— BEGIN Provided records —

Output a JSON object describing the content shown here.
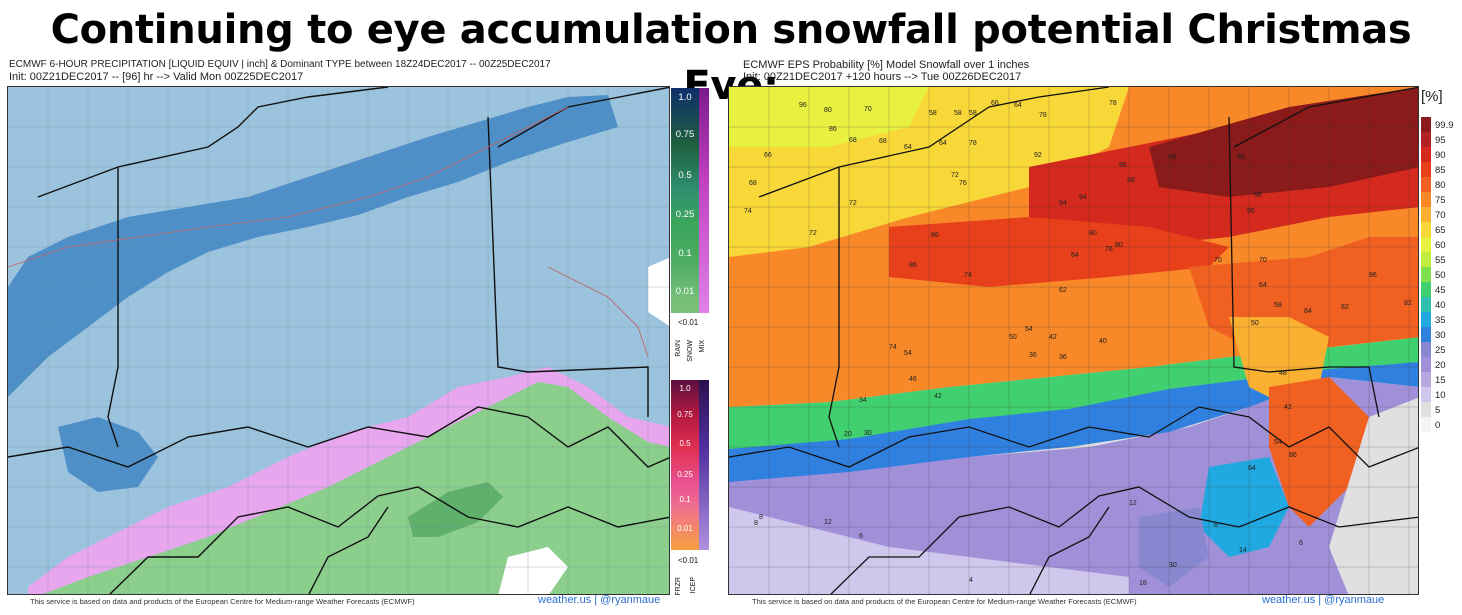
{
  "headline": "Continuing to eye accumulation snowfall potential Christmas Eve:",
  "left_panel": {
    "title_line1": "ECMWF 6-HOUR PRECIPITATION [LIQUID EQUIV | inch] & Dominant TYPE between 18Z24DEC2017 -- 00Z25DEC2017",
    "title_line2": "Init: 00Z21DEC2017 -- [96] hr --> Valid Mon 00Z25DEC2017",
    "footer": "This service is based on data and products of the European Centre for Medium-range Weather Forecasts (ECMWF)",
    "brand": "weather.us | @ryanmaue",
    "snow_scale": {
      "labels": [
        "1.0",
        "0.75",
        "0.5",
        "0.25",
        "0.1",
        "0.01"
      ],
      "colors": [
        "#0f2f6b",
        "#1f5f3f",
        "#2f8f6f",
        "#3aa55a",
        "#4fae66",
        "#78c07a"
      ]
    },
    "lt_label": "<0.01",
    "type_labels": [
      "RAIN",
      "SNOW",
      "MIX"
    ],
    "ice_scale": {
      "labels": [
        "1.0",
        "0.75",
        "0.5",
        "0.25",
        "0.1",
        "0.01"
      ],
      "colors": [
        "#5a1040",
        "#b01840",
        "#e03050",
        "#e85090",
        "#f07090",
        "#f5a040"
      ]
    },
    "lt_label2": "<0.01",
    "type_labels2": [
      "FRZR",
      "ICEP"
    ],
    "colors": {
      "rain": "#9cc3de",
      "snow": "#4e8fc8",
      "mix": "#e8a6ee",
      "green": "#8ccf8c",
      "dkgreen": "#5fb06a"
    }
  },
  "right_panel": {
    "title_line1": "ECMWF EPS Probability [%] Model Snowfall over 1 inches",
    "title_line2": "Init: 00Z21DEC2017 +120 hours --> Tue 00Z26DEC2017",
    "footer": "This service is based on data and products of the European Centre for Medium-range Weather Forecasts (ECMWF)",
    "brand": "weather.us | @ryanmaue",
    "legend_title": "[%]",
    "legend_labels": [
      "99.9",
      "95",
      "90",
      "85",
      "80",
      "75",
      "70",
      "65",
      "60",
      "55",
      "50",
      "45",
      "40",
      "35",
      "30",
      "25",
      "20",
      "15",
      "10",
      "5",
      "0"
    ],
    "legend_colors": [
      "#8b1a1a",
      "#b22222",
      "#d42a1e",
      "#e8401a",
      "#f06020",
      "#f88828",
      "#fab030",
      "#f8d838",
      "#e8f040",
      "#c0ec40",
      "#80e050",
      "#40d070",
      "#30c0b0",
      "#20a8e0",
      "#3080e0",
      "#8888d0",
      "#a090d8",
      "#b8a8e0",
      "#d0c8ec",
      "#e0e0e0",
      "#f4f4f4"
    ],
    "map_values": [
      "96",
      "80",
      "70",
      "58",
      "58",
      "58",
      "66",
      "64",
      "78",
      "78",
      "86",
      "68",
      "68",
      "64",
      "64",
      "78",
      "92",
      "98",
      "66",
      "72",
      "76",
      "96",
      "96",
      "68",
      "72",
      "94",
      "94",
      "98",
      "74",
      "86",
      "86",
      "98",
      "72",
      "80",
      "80",
      "84",
      "76",
      "70",
      "70",
      "86",
      "62",
      "74",
      "86",
      "82",
      "58",
      "64",
      "84",
      "82",
      "50",
      "54",
      "50",
      "42",
      "40",
      "48",
      "74",
      "54",
      "36",
      "36",
      "46",
      "34",
      "42",
      "42",
      "54",
      "20",
      "30",
      "86",
      "64",
      "12",
      "14",
      "30",
      "18",
      "6",
      "12",
      "8",
      "8",
      "6",
      "4",
      "6"
    ]
  }
}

— END Provided records —

= Work to do =
Write out every entry again word for word, without any of the pictures.

= Response to this task =
Output a JSON object describing the content shown here.
{
  "headline": "Continuing to eye accumulation snowfall potential Christmas Eve:",
  "left_panel": {
    "title_line1": "ECMWF 6-HOUR PRECIPITATION [LIQUID EQUIV | inch] & Dominant TYPE between 18Z24DEC2017 -- 00Z25DEC2017",
    "title_line2": "Init: 00Z21DEC2017 -- [96] hr --> Valid Mon 00Z25DEC2017",
    "footer": "This service is based on data and products of the European Centre for Medium-range Weather Forecasts (ECMWF)",
    "brand": "weather.us | @ryanmaue",
    "snow_scale": {
      "labels": [
        "1.0",
        "0.75",
        "0.5",
        "0.25",
        "0.1",
        "0.01"
      ],
      "colors": [
        "#0f2f6b",
        "#1f5f3f",
        "#2f8f6f",
        "#3aa55a",
        "#4fae66",
        "#78c07a"
      ]
    },
    "lt_label": "<0.01",
    "type_labels": [
      "RAIN",
      "SNOW",
      "MIX"
    ],
    "ice_scale": {
      "labels": [
        "1.0",
        "0.75",
        "0.5",
        "0.25",
        "0.1",
        "0.01"
      ],
      "colors": [
        "#5a1040",
        "#b01840",
        "#e03050",
        "#e85090",
        "#f07090",
        "#f5a040"
      ]
    },
    "lt_label2": "<0.01",
    "type_labels2": [
      "FRZR",
      "ICEP"
    ],
    "colors": {
      "rain": "#9cc3de",
      "snow": "#4e8fc8",
      "mix": "#e8a6ee",
      "green": "#8ccf8c",
      "dkgreen": "#5fb06a"
    }
  },
  "right_panel": {
    "title_line1": "ECMWF EPS Probability [%] Model Snowfall over 1 inches",
    "title_line2": "Init: 00Z21DEC2017 +120 hours --> Tue 00Z26DEC2017",
    "footer": "This service is based on data and products of the European Centre for Medium-range Weather Forecasts (ECMWF)",
    "brand": "weather.us | @ryanmaue",
    "legend_title": "[%]",
    "legend_labels": [
      "99.9",
      "95",
      "90",
      "85",
      "80",
      "75",
      "70",
      "65",
      "60",
      "55",
      "50",
      "45",
      "40",
      "35",
      "30",
      "25",
      "20",
      "15",
      "10",
      "5",
      "0"
    ],
    "legend_colors": [
      "#8b1a1a",
      "#b22222",
      "#d42a1e",
      "#e8401a",
      "#f06020",
      "#f88828",
      "#fab030",
      "#f8d838",
      "#e8f040",
      "#c0ec40",
      "#80e050",
      "#40d070",
      "#30c0b0",
      "#20a8e0",
      "#3080e0",
      "#8888d0",
      "#a090d8",
      "#b8a8e0",
      "#d0c8ec",
      "#e0e0e0",
      "#f4f4f4"
    ],
    "map_values": [
      "96",
      "80",
      "70",
      "58",
      "58",
      "58",
      "66",
      "64",
      "78",
      "78",
      "86",
      "68",
      "68",
      "64",
      "64",
      "78",
      "92",
      "98",
      "66",
      "72",
      "76",
      "96",
      "96",
      "68",
      "72",
      "94",
      "94",
      "98",
      "74",
      "86",
      "86",
      "98",
      "72",
      "80",
      "80",
      "84",
      "76",
      "70",
      "70",
      "86",
      "62",
      "74",
      "86",
      "82",
      "58",
      "64",
      "84",
      "82",
      "50",
      "54",
      "50",
      "42",
      "40",
      "48",
      "74",
      "54",
      "36",
      "36",
      "46",
      "34",
      "42",
      "42",
      "54",
      "20",
      "30",
      "86",
      "64",
      "12",
      "14",
      "30",
      "18",
      "6",
      "12",
      "8",
      "8",
      "6",
      "4",
      "6"
    ]
  }
}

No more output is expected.